# [To do]
Return every line of the material exactly.

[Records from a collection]
━━━━━━━━━━━━━━━━
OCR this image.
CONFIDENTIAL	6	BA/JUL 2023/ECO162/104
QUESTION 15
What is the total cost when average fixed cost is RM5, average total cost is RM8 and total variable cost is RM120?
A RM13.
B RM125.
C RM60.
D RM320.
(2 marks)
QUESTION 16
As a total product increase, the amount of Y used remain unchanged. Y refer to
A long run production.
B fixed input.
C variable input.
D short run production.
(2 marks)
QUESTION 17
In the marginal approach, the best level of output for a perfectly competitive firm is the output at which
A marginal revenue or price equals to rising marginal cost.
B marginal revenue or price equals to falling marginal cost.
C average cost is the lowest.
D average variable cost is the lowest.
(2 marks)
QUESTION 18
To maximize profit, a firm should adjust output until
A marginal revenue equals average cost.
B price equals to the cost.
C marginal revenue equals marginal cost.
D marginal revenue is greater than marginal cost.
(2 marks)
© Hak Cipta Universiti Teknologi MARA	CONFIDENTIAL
━━━━━━━━━━━━━━━━
# [Final answer]
OCR this image.
CONFIDENTIAL	6	BA/JUL 2023/ECO162/104
QUESTION 15
What is the total cost when average fixed cost is RM5, average total cost is RM8 and total variable cost is RM120?
A RM13.
B RM125.
C RM60.
D RM320.
(2 marks)
QUESTION 16
As a total product increase, the amount of Y used remain unchanged. Y refer to
A long run production.
B fixed input.
C variable input.
D short run production.
(2 marks)
QUESTION 17
In the marginal approach, the best level of output for a perfectly competitive firm is the output at which
A marginal revenue or price equals to rising marginal cost.
B marginal revenue or price equals to falling marginal cost.
C average cost is the lowest.
D average variable cost is the lowest.
(2 marks)
QUESTION 18
To maximize profit, a firm should adjust output until
A marginal revenue equals average cost.
B price equals to the cost.
C marginal revenue equals marginal cost.
D marginal revenue is greater than marginal cost.
(2 marks)
© Hak Cipta Universiti Teknologi MARA	CONFIDENTIAL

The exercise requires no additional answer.